▶ WHAT YOU NEED TO DO: Whenever a line below holds the word "chrétiens", copy that line.

☆ ☆ ☆ ☆

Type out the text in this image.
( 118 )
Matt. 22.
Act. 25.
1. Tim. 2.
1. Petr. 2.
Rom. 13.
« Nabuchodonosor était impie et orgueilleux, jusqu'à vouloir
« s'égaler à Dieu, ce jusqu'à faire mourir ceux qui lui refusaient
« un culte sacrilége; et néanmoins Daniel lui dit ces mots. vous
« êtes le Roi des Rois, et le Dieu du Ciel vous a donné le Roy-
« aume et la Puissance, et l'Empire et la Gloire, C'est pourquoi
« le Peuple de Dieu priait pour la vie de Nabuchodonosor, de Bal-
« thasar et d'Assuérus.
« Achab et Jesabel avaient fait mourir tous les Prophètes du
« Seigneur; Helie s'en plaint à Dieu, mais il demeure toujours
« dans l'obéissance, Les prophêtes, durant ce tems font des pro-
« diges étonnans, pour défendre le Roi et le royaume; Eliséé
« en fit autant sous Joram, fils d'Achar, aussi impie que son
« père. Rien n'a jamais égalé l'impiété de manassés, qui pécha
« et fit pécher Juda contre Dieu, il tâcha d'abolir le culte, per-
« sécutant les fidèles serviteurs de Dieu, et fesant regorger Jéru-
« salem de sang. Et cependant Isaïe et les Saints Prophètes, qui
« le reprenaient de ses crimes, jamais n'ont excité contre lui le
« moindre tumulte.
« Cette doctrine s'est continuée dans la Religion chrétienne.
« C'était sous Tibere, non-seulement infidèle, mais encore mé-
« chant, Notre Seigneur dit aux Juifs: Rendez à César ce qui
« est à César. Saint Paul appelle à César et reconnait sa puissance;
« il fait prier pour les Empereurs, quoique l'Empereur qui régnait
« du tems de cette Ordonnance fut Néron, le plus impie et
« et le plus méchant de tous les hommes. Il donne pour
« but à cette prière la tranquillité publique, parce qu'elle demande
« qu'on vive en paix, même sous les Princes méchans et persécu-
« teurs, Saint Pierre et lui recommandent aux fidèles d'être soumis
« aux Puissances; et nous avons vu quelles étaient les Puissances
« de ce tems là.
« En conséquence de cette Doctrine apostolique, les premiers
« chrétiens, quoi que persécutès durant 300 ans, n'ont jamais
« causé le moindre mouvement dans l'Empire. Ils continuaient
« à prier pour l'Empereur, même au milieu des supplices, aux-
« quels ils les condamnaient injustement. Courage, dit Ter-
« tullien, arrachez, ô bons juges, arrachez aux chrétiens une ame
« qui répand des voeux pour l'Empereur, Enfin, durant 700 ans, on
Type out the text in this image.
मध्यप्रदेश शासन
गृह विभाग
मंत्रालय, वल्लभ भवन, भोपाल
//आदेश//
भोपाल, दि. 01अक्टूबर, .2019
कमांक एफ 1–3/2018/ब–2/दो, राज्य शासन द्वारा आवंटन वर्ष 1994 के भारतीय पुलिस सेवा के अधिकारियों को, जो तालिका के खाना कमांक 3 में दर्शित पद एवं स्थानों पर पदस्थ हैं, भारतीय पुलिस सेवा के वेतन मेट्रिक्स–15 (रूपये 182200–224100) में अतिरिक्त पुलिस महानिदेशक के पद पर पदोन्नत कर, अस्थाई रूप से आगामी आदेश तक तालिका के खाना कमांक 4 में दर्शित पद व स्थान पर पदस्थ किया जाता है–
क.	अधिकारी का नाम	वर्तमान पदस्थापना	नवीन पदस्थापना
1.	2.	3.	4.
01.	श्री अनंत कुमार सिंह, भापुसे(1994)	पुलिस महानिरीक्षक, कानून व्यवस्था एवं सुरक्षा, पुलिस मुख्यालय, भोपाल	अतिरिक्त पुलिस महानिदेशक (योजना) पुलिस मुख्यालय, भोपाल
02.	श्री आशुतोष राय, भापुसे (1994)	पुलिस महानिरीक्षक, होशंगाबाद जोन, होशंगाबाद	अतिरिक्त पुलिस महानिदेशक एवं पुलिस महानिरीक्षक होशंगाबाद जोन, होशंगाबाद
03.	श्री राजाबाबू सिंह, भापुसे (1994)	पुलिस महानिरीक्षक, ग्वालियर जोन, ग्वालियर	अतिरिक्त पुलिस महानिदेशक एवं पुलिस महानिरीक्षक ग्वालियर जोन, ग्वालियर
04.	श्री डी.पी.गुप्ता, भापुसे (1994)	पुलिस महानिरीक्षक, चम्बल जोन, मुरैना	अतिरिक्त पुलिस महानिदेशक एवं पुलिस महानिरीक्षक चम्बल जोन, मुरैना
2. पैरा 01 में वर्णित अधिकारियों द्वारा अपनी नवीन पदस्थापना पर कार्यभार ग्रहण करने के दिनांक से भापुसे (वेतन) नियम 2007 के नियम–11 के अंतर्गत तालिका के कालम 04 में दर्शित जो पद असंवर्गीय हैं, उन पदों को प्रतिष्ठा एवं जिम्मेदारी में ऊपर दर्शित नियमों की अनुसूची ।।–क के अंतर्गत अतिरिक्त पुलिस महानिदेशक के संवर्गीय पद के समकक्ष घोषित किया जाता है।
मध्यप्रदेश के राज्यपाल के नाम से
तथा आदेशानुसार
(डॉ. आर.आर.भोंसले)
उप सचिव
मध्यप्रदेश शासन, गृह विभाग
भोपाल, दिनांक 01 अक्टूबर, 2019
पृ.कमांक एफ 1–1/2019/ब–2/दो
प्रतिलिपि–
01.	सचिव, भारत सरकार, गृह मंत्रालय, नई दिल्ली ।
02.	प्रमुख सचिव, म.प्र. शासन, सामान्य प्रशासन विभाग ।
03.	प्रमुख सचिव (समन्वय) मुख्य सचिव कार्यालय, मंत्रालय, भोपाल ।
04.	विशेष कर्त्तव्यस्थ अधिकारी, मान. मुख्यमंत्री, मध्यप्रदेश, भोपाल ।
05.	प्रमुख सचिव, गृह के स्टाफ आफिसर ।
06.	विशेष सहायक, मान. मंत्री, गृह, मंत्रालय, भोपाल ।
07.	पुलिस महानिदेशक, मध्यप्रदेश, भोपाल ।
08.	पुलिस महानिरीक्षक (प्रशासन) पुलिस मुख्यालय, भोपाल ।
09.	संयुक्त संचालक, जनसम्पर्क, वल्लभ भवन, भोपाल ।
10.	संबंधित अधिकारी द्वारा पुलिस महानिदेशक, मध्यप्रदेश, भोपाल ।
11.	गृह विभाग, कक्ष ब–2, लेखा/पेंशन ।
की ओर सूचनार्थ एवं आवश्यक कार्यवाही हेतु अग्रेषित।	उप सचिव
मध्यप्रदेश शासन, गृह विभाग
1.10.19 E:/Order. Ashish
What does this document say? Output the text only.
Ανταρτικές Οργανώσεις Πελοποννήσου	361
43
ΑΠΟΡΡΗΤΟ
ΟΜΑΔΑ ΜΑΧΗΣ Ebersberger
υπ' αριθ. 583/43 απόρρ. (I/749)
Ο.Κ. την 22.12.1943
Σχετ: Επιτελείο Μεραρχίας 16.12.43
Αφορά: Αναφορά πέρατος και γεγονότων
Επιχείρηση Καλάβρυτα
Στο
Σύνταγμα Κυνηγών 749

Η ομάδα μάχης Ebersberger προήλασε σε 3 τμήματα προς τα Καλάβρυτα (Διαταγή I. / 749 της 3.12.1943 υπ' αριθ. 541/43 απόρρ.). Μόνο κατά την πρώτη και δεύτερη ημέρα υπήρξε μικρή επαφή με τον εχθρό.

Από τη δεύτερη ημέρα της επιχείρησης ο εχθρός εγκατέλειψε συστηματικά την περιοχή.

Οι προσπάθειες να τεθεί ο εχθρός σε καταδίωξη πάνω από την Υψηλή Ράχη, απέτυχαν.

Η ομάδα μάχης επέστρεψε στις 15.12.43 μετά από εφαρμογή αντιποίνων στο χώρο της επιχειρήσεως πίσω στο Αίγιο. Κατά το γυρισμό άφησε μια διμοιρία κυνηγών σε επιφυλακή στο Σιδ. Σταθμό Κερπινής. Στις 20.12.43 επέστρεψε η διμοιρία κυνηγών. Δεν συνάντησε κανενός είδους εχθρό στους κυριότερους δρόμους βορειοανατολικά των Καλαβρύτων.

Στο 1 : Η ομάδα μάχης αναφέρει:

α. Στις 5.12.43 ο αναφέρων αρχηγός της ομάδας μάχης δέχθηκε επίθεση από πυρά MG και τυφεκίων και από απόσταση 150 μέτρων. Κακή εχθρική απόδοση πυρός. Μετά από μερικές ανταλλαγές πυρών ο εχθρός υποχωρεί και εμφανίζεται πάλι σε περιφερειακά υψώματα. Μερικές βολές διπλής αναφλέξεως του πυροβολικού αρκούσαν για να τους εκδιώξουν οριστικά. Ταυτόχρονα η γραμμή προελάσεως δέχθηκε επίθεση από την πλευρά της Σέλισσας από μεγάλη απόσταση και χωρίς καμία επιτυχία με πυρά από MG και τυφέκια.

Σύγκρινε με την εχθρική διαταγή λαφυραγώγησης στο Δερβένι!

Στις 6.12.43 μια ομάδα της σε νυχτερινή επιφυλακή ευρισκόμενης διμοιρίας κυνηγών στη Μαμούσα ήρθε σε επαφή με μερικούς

☆ ☆ ☆ ☆

▶ RESPONSE TO THE TASK:
« chrétiens, quoi que persécutès durant 300 ans, n'ont jamais
« tullien, arrachez, ô bons juges, arrachez aux chrétiens une ame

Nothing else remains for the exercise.